Some records:
■ ■ ■ ■

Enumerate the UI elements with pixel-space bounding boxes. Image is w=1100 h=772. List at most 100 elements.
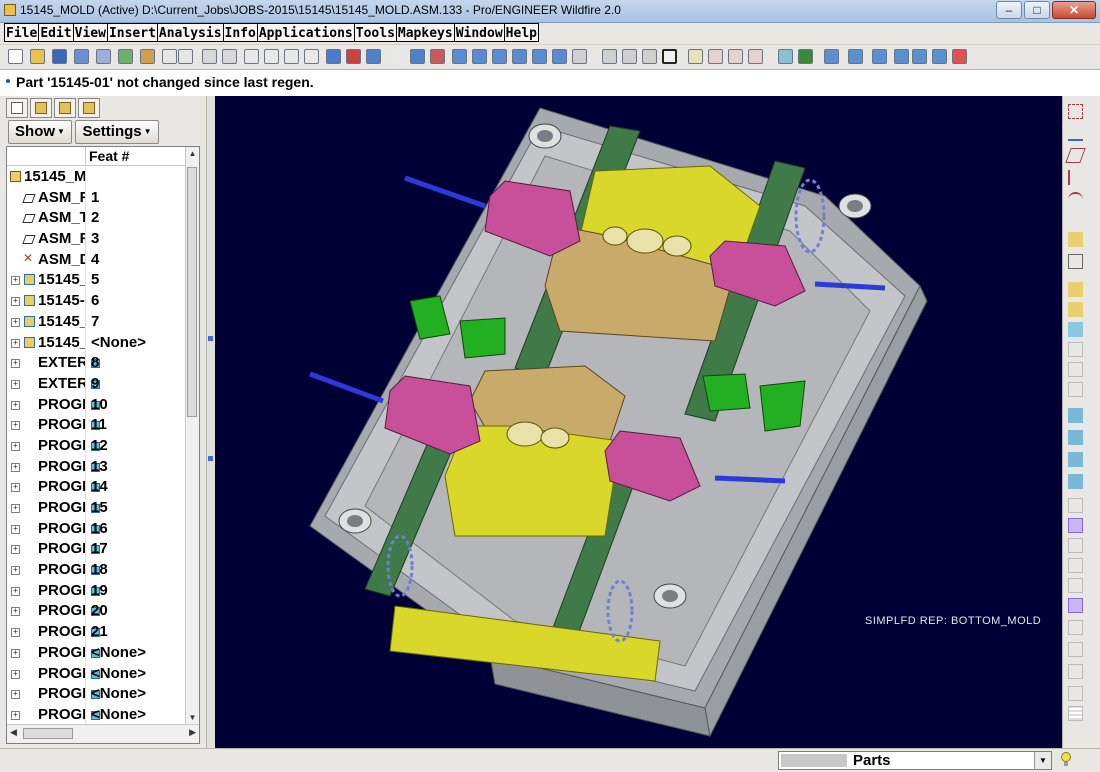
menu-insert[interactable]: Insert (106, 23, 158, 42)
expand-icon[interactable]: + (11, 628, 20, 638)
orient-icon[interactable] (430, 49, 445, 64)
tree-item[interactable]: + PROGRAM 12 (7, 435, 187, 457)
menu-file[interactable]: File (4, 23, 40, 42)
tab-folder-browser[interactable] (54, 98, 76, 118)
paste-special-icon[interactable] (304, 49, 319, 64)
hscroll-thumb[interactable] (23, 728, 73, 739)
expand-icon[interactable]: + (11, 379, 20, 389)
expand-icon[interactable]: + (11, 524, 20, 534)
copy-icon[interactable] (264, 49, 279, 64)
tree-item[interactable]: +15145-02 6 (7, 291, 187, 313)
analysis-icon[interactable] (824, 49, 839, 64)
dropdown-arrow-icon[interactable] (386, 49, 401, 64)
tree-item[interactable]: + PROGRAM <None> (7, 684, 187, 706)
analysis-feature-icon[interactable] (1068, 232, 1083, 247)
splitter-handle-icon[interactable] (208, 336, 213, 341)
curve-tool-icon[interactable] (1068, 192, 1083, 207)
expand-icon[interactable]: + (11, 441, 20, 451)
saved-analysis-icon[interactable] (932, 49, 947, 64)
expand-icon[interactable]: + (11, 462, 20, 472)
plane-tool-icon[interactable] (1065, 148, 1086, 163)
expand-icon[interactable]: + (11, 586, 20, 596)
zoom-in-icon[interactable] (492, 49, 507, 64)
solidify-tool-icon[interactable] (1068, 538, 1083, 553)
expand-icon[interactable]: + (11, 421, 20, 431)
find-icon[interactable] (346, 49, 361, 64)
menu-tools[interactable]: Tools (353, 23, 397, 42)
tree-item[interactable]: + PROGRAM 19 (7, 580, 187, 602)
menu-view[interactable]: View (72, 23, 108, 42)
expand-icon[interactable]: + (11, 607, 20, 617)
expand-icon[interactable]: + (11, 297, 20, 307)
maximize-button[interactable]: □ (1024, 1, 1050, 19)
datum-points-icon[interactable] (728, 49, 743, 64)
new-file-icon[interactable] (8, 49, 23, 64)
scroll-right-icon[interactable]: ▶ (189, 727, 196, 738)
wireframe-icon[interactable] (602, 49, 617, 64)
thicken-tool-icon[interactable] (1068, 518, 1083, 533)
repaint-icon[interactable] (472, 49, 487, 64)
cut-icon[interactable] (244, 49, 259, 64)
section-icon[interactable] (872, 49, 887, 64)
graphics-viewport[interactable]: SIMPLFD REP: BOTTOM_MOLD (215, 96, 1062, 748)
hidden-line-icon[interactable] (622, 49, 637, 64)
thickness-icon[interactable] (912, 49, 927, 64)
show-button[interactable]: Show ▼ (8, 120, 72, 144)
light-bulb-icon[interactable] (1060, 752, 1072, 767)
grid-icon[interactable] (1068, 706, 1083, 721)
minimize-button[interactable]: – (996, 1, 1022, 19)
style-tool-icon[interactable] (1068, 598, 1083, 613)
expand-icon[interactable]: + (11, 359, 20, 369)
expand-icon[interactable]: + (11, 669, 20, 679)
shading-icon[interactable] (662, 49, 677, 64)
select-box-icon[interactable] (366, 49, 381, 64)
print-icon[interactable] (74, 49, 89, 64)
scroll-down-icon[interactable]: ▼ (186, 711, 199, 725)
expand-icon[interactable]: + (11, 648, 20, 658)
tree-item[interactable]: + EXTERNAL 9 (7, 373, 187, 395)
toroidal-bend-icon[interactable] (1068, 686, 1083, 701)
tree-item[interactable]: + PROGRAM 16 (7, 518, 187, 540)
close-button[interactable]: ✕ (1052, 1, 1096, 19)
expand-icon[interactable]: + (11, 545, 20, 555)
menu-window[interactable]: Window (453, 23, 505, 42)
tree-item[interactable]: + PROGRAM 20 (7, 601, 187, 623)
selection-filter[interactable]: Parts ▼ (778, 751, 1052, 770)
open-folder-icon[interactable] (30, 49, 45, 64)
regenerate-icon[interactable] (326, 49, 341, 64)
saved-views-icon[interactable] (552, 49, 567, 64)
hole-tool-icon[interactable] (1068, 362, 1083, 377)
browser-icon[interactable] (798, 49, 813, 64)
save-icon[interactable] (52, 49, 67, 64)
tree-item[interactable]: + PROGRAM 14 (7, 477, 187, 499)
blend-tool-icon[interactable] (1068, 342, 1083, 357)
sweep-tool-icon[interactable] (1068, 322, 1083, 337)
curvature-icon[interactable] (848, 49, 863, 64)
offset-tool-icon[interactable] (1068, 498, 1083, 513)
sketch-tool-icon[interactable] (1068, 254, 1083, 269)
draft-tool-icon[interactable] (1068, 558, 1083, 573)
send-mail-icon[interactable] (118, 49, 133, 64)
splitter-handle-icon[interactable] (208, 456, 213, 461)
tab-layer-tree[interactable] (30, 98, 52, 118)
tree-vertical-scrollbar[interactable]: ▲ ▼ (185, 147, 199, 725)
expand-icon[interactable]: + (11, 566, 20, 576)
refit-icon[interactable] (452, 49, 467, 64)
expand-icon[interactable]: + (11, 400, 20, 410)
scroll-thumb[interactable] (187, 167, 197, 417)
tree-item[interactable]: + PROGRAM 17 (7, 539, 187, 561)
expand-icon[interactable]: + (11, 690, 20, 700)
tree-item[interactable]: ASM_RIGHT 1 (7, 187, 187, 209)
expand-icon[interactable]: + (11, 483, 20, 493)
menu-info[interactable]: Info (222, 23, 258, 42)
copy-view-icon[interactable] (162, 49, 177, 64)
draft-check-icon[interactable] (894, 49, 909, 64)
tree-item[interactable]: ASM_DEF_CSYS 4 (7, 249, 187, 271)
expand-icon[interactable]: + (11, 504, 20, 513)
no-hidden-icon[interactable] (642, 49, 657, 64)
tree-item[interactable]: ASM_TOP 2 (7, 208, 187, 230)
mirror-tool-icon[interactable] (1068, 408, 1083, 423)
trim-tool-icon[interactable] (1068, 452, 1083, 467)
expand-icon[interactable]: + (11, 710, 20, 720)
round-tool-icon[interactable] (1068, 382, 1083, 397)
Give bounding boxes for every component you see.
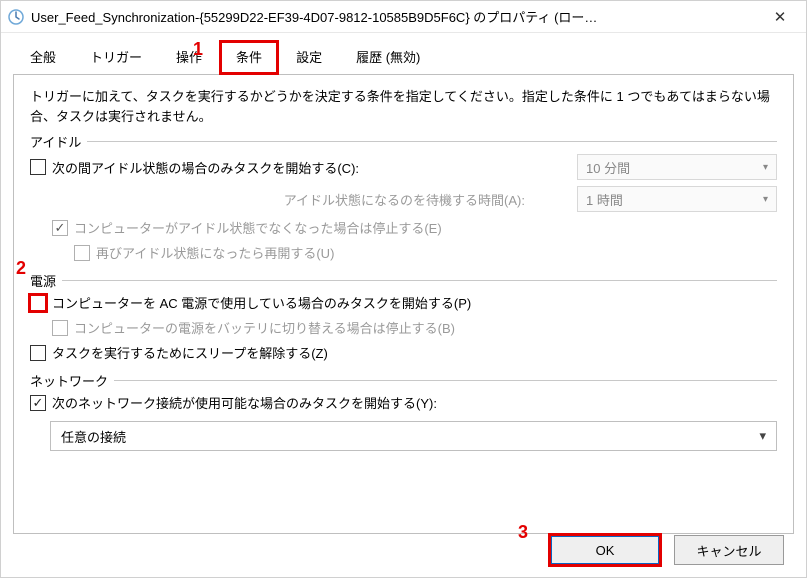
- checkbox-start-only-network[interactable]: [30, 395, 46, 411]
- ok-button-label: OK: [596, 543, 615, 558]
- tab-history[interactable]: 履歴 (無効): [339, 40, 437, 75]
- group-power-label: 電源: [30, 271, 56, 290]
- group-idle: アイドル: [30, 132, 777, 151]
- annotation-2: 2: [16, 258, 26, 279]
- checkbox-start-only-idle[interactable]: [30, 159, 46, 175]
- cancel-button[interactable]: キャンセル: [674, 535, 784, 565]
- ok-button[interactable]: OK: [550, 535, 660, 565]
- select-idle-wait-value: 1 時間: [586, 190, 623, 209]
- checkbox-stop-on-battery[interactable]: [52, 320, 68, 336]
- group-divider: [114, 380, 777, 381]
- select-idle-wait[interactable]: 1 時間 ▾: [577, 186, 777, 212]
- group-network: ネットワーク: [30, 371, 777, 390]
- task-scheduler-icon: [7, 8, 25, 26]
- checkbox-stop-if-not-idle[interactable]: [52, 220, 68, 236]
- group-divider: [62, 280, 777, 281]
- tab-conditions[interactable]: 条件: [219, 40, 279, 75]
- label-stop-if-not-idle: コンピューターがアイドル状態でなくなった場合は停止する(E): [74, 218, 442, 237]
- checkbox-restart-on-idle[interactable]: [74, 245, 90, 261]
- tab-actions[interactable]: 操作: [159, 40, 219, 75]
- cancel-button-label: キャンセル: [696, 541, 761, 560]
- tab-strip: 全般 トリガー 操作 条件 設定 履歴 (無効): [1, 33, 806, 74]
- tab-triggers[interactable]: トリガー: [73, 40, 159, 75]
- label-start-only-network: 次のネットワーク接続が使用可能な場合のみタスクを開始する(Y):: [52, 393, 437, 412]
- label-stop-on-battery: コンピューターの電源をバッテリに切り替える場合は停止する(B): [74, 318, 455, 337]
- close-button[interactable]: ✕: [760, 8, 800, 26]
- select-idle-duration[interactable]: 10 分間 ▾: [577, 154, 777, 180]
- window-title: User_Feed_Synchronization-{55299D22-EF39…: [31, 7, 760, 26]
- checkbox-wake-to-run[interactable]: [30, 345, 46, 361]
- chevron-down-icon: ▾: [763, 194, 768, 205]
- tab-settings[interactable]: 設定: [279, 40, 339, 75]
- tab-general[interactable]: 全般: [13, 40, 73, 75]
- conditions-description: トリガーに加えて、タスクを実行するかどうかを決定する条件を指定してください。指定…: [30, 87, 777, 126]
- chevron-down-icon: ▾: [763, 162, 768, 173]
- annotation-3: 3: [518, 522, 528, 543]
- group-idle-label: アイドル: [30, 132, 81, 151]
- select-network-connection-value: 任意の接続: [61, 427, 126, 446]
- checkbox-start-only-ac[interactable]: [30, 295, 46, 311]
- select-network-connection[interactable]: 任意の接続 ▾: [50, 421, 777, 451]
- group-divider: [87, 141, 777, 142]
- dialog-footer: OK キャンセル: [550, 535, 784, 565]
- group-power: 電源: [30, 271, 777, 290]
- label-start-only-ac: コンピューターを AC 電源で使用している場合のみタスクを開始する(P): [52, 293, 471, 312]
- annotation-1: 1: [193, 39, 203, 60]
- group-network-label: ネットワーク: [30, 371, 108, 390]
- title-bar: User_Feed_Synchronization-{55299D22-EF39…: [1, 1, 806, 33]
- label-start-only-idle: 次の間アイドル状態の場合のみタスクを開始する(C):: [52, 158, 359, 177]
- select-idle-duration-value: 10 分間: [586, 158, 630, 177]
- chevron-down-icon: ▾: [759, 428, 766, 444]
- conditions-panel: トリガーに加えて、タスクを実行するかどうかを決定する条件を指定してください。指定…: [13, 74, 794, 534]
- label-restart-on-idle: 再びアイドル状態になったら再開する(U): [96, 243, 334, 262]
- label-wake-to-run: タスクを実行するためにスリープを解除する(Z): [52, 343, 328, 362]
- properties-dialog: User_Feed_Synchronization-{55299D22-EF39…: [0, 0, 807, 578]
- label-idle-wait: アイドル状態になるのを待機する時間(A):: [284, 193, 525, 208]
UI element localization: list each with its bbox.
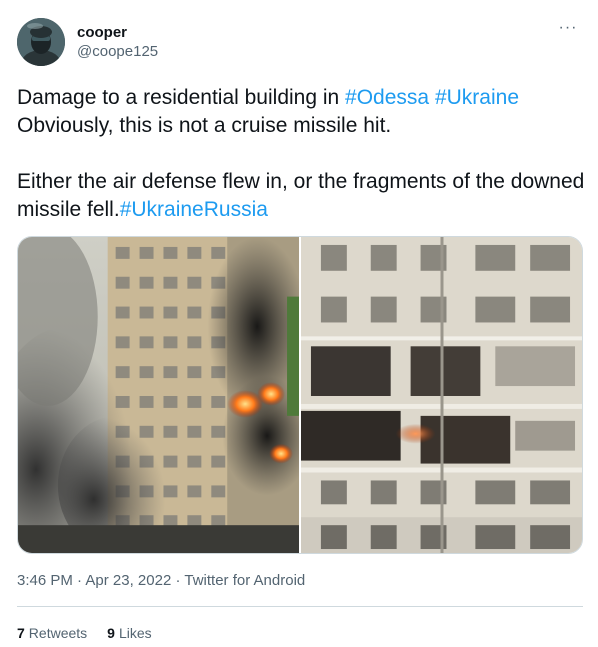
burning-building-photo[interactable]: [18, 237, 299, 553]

■ ■ ■ ■

EXERCISE AIM:
Copy the lines that begin with the one containing "- checkbox-start-only-network[interactable]: [30, 395, 46, 411]" and end with the one containing "218, 442, 237]", including both.

EXPECTED ANSWER:
- checkbox-start-only-network[interactable]: [30, 395, 46, 411]
- ok-button-label: OK: [596, 543, 615, 558]
- tab-history[interactable]: 履歴 (無効): [339, 40, 437, 75]
- group-power-label: 電源: [30, 271, 56, 290]
- group-idle: アイドル: [30, 132, 777, 151]
- annotation-2: 2: [16, 258, 26, 279]
- checkbox-start-only-idle[interactable]: [30, 159, 46, 175]
- cancel-button[interactable]: キャンセル: [674, 535, 784, 565]
- ok-button[interactable]: OK: [550, 535, 660, 565]
- select-idle-wait-value: 1 時間: [586, 190, 623, 209]
- checkbox-stop-on-battery[interactable]: [52, 320, 68, 336]
- group-divider: [114, 380, 777, 381]
- select-idle-wait[interactable]: 1 時間 ▾: [577, 186, 777, 212]
- group-network: ネットワーク: [30, 371, 777, 390]
- task-scheduler-icon: [7, 8, 25, 26]
- checkbox-stop-if-not-idle[interactable]: [52, 220, 68, 236]
- group-divider: [62, 280, 777, 281]
- tab-conditions[interactable]: 条件: [219, 40, 279, 75]
- label-stop-if-not-idle: コンピューターがアイドル状態でなくなった場合は停止する(E): [74, 218, 442, 237]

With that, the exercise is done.